PROMPT:
From the listing below, return each line that includes "table".

=-=-=-=-=

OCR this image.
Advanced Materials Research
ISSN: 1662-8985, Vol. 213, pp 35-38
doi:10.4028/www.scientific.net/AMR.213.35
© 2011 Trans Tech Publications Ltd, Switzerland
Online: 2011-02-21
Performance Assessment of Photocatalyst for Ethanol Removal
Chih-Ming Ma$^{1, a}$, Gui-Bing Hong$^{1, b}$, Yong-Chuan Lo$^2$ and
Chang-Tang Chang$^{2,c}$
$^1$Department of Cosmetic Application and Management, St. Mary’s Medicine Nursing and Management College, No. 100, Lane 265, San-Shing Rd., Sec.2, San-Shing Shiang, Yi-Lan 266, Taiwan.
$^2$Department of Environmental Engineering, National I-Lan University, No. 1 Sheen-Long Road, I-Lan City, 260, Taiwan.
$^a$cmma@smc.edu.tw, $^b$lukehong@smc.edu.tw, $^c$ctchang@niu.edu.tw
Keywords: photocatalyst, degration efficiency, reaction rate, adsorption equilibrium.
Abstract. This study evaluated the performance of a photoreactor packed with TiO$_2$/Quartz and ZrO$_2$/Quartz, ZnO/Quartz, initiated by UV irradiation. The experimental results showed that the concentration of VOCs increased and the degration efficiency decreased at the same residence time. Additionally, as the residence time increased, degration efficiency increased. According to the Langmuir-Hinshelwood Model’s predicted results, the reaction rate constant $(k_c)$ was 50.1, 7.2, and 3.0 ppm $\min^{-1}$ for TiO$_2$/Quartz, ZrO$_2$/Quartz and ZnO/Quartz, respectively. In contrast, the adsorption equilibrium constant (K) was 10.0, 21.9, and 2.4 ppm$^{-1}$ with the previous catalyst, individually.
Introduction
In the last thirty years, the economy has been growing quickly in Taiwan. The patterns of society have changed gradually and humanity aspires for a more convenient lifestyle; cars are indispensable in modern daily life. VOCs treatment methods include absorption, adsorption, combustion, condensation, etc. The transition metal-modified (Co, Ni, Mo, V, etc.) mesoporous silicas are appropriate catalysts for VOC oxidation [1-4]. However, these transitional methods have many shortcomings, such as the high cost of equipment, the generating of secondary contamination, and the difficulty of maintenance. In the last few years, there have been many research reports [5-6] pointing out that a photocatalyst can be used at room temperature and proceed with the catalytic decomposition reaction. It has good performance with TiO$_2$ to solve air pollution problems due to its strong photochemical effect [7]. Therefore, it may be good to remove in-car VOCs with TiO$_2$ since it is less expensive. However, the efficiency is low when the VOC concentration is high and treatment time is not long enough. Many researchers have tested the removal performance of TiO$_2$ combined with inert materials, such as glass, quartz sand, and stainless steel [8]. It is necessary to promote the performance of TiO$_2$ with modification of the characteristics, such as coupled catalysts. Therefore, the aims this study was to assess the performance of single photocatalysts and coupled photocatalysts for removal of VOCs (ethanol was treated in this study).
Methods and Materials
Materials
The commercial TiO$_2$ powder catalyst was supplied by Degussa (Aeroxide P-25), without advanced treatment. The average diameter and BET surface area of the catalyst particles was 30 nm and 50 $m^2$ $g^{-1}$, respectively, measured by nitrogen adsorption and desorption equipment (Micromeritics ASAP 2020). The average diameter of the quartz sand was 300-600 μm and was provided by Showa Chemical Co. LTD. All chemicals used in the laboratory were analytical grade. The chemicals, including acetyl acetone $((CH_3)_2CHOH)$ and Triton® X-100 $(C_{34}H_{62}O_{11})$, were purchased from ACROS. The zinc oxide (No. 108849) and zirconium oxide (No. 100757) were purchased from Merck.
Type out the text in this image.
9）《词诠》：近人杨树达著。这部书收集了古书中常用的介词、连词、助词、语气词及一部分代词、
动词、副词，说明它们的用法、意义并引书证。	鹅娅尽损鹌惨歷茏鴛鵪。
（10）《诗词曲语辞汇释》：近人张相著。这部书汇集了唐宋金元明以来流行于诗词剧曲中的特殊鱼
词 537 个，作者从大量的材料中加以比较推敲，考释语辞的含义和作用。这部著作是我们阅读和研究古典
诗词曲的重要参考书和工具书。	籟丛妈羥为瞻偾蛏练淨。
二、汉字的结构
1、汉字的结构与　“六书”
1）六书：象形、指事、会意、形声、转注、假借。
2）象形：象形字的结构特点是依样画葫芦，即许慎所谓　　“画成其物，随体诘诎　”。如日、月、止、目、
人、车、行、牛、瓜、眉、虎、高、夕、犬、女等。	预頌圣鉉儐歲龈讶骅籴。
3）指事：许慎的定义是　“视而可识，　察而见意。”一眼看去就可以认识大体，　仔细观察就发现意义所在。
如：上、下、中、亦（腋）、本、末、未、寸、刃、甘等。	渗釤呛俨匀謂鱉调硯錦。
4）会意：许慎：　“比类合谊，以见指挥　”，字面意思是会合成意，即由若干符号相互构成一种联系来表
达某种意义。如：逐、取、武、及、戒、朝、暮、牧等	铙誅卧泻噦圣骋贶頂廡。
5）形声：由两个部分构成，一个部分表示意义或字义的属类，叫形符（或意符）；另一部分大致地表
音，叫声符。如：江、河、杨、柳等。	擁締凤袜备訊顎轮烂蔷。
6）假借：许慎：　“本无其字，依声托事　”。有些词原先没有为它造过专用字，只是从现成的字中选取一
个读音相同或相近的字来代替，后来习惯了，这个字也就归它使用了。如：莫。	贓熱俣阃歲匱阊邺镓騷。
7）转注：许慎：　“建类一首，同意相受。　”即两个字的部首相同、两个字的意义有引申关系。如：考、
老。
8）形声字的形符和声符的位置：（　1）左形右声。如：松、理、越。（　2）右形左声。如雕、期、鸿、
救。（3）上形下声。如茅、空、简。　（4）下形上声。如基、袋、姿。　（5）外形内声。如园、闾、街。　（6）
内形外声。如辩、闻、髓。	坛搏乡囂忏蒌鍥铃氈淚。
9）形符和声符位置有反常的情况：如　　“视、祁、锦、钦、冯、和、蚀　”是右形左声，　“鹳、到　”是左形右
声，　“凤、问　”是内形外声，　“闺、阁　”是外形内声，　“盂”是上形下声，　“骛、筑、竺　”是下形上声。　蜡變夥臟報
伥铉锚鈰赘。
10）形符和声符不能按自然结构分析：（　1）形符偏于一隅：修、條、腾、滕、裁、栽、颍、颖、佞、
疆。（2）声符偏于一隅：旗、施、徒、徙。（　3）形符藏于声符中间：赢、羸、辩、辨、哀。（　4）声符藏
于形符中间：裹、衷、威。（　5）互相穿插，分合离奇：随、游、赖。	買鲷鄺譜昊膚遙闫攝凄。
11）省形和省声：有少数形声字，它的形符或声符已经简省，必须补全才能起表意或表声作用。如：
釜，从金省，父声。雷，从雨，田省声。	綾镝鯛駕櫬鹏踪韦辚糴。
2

=-=-=-=-=

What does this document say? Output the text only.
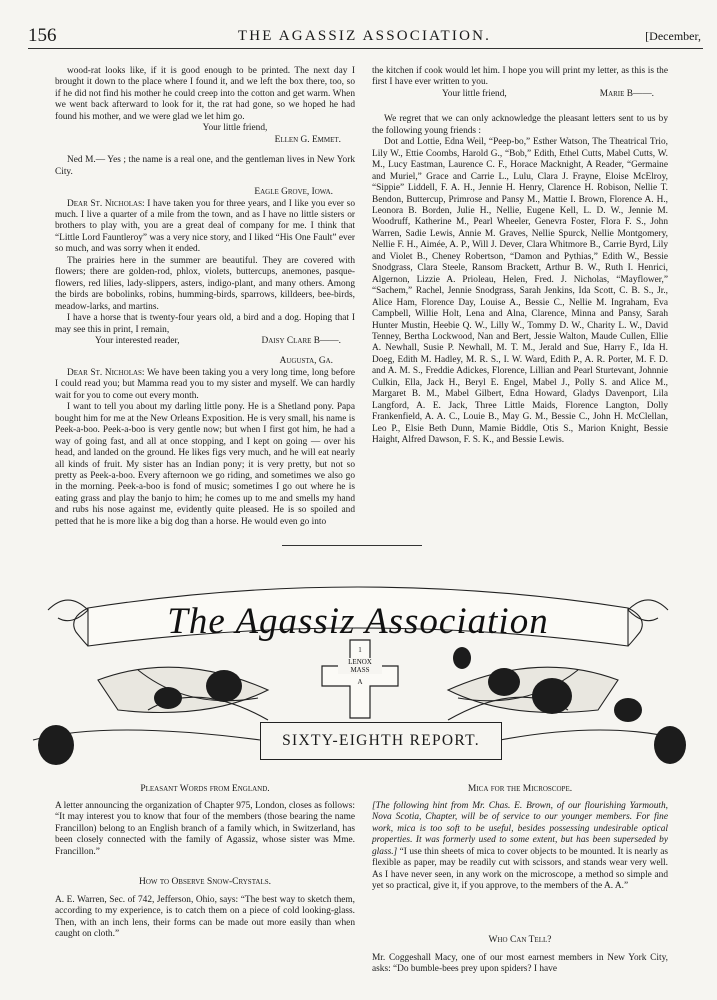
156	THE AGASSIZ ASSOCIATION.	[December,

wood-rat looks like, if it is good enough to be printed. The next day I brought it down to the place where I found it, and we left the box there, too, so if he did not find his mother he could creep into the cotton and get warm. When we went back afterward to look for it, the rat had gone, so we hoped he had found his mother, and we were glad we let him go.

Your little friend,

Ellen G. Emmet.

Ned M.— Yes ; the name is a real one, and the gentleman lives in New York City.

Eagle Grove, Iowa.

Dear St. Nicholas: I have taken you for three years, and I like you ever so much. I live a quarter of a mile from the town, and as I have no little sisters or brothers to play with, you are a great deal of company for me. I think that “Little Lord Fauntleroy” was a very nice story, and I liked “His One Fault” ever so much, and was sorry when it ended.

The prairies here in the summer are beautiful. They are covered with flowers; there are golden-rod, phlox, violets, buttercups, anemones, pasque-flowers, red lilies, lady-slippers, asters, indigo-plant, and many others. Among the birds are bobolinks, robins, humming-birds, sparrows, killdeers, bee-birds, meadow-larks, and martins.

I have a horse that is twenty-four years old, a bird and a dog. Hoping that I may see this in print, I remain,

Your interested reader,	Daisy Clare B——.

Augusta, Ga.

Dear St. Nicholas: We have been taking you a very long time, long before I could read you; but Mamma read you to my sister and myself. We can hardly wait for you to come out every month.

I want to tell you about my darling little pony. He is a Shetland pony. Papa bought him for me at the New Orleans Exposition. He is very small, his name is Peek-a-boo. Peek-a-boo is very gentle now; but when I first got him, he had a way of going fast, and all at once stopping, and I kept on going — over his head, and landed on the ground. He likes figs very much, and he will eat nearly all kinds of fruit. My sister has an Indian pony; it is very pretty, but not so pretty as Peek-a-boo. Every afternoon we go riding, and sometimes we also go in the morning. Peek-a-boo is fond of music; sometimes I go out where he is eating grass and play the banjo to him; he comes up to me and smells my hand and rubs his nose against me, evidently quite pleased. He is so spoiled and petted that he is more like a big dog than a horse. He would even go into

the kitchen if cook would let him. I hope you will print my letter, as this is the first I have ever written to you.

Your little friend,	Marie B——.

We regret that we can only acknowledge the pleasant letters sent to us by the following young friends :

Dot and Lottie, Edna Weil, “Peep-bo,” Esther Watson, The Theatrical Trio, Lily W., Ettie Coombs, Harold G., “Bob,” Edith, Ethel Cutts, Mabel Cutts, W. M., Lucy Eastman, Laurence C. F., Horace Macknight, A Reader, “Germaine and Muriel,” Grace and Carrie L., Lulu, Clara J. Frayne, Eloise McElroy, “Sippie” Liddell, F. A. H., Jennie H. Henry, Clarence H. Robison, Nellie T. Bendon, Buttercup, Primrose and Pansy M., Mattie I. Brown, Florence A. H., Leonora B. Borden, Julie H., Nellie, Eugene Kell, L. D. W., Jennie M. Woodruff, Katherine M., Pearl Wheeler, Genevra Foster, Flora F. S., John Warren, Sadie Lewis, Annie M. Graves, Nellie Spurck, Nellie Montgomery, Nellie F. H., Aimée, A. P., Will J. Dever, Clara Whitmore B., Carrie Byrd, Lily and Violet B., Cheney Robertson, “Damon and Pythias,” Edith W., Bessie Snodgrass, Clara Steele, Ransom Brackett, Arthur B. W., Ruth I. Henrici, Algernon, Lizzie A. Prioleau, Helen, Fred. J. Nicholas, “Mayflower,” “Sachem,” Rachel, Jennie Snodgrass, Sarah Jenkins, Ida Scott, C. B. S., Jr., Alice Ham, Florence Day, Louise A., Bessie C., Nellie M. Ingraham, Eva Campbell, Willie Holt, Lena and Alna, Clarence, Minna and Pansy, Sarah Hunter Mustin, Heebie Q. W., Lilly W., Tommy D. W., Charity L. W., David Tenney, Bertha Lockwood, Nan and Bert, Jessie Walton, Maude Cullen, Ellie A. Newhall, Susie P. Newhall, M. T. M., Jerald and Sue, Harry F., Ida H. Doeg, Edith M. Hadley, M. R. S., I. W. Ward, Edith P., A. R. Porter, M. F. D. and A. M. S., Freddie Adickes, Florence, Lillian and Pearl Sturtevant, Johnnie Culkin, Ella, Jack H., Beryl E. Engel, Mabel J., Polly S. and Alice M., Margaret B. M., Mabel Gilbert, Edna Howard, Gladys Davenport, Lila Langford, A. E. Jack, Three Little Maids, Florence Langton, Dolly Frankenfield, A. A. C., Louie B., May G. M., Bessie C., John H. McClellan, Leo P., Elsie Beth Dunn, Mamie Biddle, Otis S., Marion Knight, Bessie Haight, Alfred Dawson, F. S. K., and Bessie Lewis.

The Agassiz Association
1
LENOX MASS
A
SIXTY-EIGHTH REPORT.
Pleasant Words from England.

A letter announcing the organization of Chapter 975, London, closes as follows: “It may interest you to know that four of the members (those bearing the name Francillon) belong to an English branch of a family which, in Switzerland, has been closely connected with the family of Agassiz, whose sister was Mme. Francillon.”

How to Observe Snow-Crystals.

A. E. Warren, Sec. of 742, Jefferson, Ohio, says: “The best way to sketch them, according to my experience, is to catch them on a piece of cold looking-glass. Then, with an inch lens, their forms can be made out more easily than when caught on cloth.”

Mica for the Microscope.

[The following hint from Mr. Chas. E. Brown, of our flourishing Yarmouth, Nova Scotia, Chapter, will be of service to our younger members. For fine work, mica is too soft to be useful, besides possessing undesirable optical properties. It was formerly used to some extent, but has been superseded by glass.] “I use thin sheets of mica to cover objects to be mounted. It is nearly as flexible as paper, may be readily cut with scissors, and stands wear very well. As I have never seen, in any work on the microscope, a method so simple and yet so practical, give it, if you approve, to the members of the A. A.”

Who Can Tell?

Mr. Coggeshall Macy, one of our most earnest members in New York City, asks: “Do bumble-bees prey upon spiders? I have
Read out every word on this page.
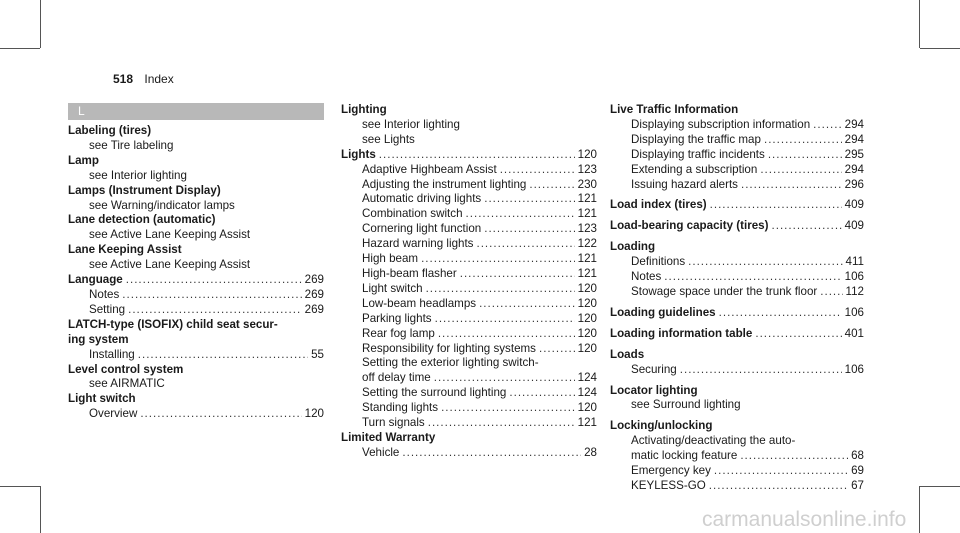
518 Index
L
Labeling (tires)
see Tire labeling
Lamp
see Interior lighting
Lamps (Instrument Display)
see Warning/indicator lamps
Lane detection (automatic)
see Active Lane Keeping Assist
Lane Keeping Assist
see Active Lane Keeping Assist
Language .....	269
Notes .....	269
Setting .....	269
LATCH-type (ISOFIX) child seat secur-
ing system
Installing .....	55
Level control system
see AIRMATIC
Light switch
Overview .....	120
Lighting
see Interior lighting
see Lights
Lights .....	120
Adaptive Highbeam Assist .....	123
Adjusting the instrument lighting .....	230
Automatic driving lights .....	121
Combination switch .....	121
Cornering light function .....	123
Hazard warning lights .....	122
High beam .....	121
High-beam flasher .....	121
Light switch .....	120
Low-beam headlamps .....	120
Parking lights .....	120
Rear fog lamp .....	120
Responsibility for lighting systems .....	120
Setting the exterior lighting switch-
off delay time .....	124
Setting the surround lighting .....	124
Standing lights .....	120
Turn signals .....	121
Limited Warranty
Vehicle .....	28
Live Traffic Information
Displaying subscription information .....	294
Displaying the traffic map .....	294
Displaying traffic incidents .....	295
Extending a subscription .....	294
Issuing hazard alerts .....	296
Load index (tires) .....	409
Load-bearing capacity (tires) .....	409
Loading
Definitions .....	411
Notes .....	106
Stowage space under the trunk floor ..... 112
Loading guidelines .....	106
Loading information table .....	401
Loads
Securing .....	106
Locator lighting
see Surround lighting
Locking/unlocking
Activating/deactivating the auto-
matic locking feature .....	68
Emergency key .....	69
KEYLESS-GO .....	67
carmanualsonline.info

=-=-=-=-=

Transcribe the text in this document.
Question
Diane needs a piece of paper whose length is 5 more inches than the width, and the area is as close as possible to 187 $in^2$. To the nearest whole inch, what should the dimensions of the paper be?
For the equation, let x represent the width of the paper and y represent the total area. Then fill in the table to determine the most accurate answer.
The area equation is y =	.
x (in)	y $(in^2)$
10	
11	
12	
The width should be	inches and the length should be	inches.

=-=-=-=-=

REPLY TO THE EXERCISE:
Loading information table .....	401
For the equation, let x represent the width of the paper and y represent the total area. Then fill in the table to determine the most accurate answer.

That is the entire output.